#### What you are asked to do
Identify every line in the records below that contains the word "individual", and reproduce each one.

#### Input
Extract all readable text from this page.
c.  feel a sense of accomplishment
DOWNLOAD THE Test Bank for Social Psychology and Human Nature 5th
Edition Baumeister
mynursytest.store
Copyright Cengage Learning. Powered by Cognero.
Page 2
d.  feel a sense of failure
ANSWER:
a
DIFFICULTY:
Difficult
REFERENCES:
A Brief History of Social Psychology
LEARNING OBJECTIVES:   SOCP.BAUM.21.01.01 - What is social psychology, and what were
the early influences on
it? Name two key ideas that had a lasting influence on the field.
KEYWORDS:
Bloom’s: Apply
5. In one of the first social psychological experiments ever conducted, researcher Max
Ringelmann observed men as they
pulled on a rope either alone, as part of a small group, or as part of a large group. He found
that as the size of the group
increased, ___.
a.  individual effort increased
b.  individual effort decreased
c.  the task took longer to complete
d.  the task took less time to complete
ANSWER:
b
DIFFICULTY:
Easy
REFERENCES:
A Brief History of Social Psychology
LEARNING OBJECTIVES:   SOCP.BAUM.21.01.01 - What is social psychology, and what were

#### Task output
a.  individual effort increased
b.  individual effort decreased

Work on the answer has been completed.